--- SET PROBLEM ---
Keep only the lines of the data below that contain "text", and copy them.

--- EXERCISE INPUTS ---
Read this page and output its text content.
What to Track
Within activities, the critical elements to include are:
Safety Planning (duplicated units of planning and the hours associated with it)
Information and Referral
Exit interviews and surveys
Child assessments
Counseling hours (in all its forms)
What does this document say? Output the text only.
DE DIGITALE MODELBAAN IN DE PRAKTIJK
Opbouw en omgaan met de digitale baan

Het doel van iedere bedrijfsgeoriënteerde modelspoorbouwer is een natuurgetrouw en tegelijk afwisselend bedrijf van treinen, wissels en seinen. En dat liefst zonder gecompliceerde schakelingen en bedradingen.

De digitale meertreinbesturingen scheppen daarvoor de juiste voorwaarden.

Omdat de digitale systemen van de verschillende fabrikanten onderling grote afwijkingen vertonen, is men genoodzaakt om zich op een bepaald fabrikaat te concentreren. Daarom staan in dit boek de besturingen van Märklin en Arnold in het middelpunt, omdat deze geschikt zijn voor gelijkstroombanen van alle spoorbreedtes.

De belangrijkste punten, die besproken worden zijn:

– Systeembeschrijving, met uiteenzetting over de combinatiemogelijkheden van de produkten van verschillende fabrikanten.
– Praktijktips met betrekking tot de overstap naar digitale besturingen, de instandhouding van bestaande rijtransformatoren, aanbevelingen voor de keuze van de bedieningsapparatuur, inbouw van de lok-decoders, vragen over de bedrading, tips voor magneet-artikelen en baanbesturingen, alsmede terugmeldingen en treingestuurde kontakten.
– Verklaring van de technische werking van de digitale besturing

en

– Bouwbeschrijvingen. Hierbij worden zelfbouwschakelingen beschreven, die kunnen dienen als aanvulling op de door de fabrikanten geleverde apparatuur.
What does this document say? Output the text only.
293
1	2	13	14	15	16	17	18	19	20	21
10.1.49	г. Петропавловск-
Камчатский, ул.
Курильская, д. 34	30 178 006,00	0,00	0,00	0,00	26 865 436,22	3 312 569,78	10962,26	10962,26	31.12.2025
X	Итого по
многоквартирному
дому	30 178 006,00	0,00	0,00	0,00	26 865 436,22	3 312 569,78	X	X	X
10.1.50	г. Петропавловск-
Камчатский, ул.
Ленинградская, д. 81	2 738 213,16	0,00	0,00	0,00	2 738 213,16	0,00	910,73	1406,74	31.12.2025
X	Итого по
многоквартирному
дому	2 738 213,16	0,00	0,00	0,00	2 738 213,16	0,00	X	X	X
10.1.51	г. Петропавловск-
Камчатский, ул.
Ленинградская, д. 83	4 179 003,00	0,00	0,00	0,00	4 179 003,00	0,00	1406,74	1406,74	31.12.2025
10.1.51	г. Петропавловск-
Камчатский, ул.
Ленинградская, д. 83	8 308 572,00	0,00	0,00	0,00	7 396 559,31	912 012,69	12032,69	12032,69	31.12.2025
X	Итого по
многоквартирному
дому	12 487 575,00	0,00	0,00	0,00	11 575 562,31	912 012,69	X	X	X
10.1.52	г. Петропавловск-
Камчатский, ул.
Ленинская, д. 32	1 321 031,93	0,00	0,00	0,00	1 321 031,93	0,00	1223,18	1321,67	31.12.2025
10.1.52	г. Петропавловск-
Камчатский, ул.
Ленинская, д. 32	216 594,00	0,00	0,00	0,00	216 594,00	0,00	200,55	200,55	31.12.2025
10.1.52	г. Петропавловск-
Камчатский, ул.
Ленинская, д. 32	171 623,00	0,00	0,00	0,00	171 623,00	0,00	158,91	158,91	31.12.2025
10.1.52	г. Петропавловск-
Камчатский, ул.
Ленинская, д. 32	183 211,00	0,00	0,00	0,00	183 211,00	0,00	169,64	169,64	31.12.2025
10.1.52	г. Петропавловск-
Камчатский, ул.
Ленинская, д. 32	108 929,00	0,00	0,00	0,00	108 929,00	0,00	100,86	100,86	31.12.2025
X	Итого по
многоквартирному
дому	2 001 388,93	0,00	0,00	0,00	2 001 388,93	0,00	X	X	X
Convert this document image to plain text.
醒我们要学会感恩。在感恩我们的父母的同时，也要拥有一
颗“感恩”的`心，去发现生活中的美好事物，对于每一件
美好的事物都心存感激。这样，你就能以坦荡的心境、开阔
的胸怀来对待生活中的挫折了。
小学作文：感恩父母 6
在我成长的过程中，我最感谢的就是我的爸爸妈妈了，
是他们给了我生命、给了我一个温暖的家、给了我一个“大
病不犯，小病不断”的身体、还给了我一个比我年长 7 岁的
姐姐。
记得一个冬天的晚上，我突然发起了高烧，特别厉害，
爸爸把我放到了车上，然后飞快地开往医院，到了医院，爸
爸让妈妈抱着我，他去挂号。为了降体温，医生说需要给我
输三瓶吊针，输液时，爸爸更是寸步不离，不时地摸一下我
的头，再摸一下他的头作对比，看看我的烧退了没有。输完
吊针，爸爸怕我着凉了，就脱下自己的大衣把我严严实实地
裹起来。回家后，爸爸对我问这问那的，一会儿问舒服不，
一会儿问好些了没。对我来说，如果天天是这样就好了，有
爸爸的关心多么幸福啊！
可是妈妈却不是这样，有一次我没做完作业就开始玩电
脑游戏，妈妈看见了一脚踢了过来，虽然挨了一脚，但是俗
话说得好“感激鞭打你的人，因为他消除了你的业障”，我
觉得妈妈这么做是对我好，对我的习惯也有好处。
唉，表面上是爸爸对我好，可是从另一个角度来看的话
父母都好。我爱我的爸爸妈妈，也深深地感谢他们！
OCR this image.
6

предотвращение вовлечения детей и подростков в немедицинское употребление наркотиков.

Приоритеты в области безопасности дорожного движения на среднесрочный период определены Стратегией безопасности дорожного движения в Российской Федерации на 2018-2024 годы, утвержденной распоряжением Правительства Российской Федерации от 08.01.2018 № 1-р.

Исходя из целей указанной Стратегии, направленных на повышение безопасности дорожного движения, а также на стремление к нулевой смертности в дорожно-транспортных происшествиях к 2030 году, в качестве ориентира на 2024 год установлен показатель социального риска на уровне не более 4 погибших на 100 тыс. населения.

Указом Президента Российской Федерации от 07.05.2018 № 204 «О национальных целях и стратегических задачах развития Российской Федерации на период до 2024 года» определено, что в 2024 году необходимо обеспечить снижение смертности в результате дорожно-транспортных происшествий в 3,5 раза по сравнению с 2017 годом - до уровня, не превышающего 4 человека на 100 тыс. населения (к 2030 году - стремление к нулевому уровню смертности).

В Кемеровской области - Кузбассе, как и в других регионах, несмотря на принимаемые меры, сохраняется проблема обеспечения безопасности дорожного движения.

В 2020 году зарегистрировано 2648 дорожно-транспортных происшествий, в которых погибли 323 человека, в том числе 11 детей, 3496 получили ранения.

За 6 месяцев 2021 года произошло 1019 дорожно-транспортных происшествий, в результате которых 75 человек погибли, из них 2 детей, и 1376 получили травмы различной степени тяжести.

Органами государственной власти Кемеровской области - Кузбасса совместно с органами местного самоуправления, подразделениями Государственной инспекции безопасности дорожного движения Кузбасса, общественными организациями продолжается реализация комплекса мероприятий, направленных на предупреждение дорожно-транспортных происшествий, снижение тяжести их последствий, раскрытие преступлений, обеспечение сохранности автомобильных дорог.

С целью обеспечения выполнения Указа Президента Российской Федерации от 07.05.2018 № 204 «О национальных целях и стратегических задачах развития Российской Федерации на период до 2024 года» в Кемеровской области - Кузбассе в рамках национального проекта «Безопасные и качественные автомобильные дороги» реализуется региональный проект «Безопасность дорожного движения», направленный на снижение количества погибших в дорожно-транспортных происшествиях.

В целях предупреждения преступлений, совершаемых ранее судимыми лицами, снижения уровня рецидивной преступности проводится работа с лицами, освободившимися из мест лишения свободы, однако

--- SOLUTION ---
Read this page and output its text content.
What does this document say? Output the text only.
What does this document say? Output the text only.
Convert this document image to plain text.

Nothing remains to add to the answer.